Reproduce verbatim the portion of the blog entries below that runs from "Yeah, that was" to "You guys rock.".

• Selected text:
---+---
But I was told yesterday from someone I consider closer than blood, that I am not a bad person.
I am not a bad person. I'm not. He just kept repeating that after I told him all the shit I've done, "You're not a bad person, you're not a bad person, you're not..."
I just wish I could believe that. I want to. So badly. So fucking bad.

So this post is just to let you know that I am fighting every damn day for my sobriety, my sanity, my faith, and my life. Please join me in this. Because I need you, my supporters, now MORE than ever.
I need you, because I'm starting to lose sight. I feel I'm beginning to lose this battle, I feel weak. I need you to fight not only for but with me. Please.

Thursday, November 8, 2012

Rainy day loneliness.

Today, it is raining and today, autumn gloom fills the sky.
Today, it is dark and it is dreary.
And today like all others, I live for the beauty of it. And today, most of all, I love it.

But this is my time to fall in love, I believe that goes for most of us this time of year.

So as happy, content, at peace, encouraged, willing and patient as I am, I wonder why it's not going the way I dreamed it would.

I want to be swept off my feet, and completely immersed in the freedom of love. But I'm not... I'm waiting.

I'm not very good at waiting, afterall.

Here's to bands like: Copeland Brand New, Thrice, Further Seems Forever... they know how to take my rainy day loneliness away.

Tuesday, November 6, 2012

Hey, remember that time that Bradley Hathaway wrote a song about me and sang it at a house show?
Yeah, that was awesome. Why do I so easily forget all the good, fun times that I've had?

Shoot. Today's a day of reflecting, but not dwelling. And today is good. I'm claiming that.

Sunday, November 4, 2012

I am seriously so blessed, and I consider myself to be quite a lucky girl these days.
Sobriety is awesome, step work is going great, and after much fighting, I have given myself over to the care of God (as I understand Him... I've got a lot to learn).

Today is day 22 and I have never felt better!
So again, I can't say it enough... THANK YOU to all my supporters! You guys rock.

Saturday, November 3, 2012

I cannot sleep.
No idea what just happened.
How can I push you away when all I want is to be completely woven around everything that you are?

Thursday, November 1, 2012

11.

This is my 11th try at rehab, sober living, whatever you want to call it.
---+---
• Supplied material:
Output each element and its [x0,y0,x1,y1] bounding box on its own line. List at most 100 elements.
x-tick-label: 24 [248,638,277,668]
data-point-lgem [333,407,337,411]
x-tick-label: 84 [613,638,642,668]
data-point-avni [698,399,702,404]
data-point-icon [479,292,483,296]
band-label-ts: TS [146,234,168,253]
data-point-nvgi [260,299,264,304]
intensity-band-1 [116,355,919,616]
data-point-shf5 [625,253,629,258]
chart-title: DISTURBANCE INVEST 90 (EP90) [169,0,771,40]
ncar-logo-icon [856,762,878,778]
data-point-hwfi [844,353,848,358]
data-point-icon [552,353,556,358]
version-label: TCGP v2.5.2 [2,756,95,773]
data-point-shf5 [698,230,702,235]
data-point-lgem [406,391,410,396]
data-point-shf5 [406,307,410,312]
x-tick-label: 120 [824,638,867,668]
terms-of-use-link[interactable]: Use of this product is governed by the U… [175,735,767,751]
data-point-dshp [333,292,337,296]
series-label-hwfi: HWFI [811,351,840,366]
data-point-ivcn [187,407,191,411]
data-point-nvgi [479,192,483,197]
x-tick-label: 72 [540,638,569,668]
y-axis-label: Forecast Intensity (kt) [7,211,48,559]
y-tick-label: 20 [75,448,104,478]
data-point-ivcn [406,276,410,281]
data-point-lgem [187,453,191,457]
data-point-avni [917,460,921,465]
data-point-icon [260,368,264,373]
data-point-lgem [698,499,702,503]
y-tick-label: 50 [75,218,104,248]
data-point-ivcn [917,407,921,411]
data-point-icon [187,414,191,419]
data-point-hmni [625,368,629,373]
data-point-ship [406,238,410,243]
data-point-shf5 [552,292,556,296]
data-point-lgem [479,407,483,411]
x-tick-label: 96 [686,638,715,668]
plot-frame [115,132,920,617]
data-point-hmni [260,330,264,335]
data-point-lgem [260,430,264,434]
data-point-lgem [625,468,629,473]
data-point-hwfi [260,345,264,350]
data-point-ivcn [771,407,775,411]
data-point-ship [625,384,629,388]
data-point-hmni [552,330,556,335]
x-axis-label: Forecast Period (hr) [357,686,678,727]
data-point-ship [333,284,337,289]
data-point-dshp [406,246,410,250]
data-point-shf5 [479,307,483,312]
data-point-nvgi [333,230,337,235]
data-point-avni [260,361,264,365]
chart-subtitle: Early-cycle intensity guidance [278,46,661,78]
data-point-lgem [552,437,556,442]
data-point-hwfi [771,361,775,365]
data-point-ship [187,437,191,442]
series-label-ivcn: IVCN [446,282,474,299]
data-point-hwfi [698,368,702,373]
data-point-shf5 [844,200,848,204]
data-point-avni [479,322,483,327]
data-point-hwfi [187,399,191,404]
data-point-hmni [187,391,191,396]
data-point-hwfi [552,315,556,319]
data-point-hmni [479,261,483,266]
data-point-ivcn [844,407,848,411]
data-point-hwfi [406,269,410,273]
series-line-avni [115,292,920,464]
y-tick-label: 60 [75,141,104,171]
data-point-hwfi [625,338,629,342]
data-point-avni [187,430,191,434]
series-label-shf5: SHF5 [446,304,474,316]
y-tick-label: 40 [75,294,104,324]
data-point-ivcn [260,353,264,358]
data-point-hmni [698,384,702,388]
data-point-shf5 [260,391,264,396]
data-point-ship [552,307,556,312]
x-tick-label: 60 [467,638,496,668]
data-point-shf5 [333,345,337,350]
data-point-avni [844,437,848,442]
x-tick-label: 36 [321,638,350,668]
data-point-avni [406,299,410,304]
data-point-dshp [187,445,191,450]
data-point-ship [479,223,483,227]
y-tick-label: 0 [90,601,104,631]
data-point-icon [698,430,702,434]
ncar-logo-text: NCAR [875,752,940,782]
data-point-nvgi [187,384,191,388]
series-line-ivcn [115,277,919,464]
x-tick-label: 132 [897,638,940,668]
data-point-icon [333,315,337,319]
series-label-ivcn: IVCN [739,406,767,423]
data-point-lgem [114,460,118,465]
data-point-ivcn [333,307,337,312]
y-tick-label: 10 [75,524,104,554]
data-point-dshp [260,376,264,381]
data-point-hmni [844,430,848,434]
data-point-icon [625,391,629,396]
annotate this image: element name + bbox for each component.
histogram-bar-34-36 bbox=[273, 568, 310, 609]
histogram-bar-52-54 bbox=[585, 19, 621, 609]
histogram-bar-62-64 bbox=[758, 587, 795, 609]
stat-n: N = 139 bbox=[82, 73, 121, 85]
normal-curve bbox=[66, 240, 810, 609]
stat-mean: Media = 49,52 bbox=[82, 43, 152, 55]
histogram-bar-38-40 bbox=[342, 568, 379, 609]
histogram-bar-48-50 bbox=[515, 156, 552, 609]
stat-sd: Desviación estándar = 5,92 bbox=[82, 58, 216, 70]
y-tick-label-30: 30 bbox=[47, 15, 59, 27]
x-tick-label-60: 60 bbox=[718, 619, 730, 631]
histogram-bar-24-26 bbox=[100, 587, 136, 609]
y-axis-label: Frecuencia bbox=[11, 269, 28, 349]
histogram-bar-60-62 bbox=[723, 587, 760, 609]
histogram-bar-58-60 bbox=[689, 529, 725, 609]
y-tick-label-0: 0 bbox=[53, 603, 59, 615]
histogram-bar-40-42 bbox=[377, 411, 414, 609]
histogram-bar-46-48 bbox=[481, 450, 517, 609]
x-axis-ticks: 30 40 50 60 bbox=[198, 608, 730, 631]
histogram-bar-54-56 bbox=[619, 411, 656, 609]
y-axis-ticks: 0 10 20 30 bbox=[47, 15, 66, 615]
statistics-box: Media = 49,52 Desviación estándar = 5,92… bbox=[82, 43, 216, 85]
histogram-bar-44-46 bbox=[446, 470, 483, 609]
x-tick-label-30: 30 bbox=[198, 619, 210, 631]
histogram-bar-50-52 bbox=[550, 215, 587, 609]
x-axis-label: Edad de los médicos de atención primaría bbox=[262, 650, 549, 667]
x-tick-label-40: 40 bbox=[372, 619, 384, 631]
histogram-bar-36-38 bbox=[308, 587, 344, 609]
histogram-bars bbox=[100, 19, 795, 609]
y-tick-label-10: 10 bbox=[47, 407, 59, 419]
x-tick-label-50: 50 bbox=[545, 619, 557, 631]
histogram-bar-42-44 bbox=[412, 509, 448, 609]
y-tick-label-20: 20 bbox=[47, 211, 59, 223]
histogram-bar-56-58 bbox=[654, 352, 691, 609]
---+---
• Output below:
Yeah, that was awesome. Why do I so easily forget all the good, fun times that I've had?

Shoot. Today's a day of reflecting, but not dwelling. And today is good. I'm claiming that.

Sunday, November 4, 2012

I am seriously so blessed, and I consider myself to be quite a lucky girl these days.
Sobriety is awesome, step work is going great, and after much fighting, I have given myself over to the care of God (as I understand Him... I've got a lot to learn).

Today is day 22 and I have never felt better!
So again, I can't say it enough... THANK YOU to all my supporters! You guys rock.